Set exercise: Check each line for the string "placeholder" and give only the count of lines that have it.

"""

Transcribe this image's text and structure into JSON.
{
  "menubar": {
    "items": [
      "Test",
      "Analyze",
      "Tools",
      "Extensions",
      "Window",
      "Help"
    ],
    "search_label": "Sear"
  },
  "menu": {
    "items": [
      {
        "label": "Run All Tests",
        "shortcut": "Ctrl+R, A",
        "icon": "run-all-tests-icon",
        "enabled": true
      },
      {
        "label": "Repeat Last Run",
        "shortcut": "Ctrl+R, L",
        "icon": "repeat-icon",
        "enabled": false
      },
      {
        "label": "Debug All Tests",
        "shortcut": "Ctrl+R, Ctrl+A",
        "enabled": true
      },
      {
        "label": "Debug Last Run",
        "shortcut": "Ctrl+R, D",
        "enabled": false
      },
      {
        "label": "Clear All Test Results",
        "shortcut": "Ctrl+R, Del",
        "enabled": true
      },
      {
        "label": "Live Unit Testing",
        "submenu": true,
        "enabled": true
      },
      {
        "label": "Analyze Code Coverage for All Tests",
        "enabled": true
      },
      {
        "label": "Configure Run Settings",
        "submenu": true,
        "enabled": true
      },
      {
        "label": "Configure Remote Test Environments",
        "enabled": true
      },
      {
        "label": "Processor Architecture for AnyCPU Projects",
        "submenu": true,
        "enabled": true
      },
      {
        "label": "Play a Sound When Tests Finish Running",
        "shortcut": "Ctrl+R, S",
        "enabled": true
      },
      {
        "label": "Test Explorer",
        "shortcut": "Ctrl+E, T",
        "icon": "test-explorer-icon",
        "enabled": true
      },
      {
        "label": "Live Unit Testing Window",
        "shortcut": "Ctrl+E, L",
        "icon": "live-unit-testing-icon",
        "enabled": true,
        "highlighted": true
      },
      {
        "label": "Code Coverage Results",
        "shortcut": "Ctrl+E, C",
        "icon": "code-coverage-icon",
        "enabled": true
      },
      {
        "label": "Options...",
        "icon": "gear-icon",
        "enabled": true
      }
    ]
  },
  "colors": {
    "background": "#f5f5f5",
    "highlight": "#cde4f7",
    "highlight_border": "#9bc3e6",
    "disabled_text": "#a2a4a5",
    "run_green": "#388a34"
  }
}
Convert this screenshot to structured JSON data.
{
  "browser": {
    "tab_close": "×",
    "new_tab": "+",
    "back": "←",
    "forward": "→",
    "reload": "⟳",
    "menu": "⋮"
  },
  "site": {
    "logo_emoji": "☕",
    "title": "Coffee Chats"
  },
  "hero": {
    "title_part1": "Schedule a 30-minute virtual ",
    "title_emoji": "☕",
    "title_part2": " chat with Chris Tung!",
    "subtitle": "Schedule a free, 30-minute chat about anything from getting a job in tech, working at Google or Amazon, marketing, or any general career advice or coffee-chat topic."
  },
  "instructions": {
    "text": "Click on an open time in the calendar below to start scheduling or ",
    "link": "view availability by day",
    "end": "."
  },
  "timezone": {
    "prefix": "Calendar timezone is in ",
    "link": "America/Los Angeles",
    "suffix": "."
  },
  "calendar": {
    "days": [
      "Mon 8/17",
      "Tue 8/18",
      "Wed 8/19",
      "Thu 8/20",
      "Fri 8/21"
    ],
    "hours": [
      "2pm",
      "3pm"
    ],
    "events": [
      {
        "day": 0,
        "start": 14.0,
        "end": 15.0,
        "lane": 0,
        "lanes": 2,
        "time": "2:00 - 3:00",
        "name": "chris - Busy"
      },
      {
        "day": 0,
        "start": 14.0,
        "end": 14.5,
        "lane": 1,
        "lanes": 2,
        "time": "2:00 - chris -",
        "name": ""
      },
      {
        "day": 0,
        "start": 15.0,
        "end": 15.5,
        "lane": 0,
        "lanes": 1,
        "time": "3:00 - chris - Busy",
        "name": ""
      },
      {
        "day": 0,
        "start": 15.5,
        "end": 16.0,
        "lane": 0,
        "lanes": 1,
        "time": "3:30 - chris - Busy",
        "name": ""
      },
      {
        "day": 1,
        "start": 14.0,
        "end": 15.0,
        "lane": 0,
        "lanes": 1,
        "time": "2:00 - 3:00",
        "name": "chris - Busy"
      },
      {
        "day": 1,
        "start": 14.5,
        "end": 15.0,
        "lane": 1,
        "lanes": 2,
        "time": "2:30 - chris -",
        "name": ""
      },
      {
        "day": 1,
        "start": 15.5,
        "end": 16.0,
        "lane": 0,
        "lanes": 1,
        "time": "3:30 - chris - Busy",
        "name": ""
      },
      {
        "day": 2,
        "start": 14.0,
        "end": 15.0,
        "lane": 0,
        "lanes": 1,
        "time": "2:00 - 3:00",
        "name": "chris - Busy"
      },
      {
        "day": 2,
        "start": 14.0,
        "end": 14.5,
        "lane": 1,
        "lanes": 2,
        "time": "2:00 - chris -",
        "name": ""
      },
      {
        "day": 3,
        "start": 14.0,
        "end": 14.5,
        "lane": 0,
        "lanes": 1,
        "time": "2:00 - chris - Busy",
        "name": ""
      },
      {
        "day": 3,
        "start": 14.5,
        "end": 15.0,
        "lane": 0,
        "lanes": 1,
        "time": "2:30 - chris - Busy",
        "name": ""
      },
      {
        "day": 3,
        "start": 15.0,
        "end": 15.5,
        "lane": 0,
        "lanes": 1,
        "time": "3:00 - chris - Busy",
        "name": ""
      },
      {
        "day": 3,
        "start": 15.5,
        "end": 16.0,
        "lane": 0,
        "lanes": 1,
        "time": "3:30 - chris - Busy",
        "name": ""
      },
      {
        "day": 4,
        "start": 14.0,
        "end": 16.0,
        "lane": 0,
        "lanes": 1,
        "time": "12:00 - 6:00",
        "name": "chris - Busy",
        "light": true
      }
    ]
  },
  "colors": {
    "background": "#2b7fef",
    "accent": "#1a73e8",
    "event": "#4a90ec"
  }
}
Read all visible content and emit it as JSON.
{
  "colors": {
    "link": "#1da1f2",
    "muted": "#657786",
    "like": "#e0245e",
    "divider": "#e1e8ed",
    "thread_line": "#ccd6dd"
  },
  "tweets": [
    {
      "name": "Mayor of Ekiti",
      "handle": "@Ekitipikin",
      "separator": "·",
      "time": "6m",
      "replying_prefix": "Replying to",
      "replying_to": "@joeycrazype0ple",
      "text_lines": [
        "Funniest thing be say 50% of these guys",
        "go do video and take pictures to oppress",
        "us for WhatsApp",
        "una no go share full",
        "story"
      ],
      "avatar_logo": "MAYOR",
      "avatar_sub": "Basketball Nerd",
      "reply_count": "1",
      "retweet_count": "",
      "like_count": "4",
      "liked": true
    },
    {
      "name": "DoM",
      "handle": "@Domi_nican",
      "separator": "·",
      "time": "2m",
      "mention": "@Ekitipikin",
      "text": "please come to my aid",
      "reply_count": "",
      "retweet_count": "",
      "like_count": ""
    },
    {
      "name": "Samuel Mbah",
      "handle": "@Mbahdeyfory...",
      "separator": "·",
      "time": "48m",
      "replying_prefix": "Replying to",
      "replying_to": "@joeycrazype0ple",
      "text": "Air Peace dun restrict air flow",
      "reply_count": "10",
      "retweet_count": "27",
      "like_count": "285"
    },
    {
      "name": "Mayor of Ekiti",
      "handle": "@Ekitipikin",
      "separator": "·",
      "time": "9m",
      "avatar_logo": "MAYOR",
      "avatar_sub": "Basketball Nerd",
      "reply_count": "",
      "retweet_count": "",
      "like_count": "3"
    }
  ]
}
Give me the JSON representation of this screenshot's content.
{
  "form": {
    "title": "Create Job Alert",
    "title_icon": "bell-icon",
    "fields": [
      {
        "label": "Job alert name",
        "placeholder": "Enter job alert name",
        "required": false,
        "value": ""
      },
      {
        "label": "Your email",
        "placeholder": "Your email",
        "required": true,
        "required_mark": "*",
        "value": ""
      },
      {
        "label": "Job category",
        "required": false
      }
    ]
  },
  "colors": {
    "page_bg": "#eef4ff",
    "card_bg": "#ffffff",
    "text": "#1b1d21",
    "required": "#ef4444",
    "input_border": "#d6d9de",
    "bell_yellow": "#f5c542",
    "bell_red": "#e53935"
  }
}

"""

Response below: 2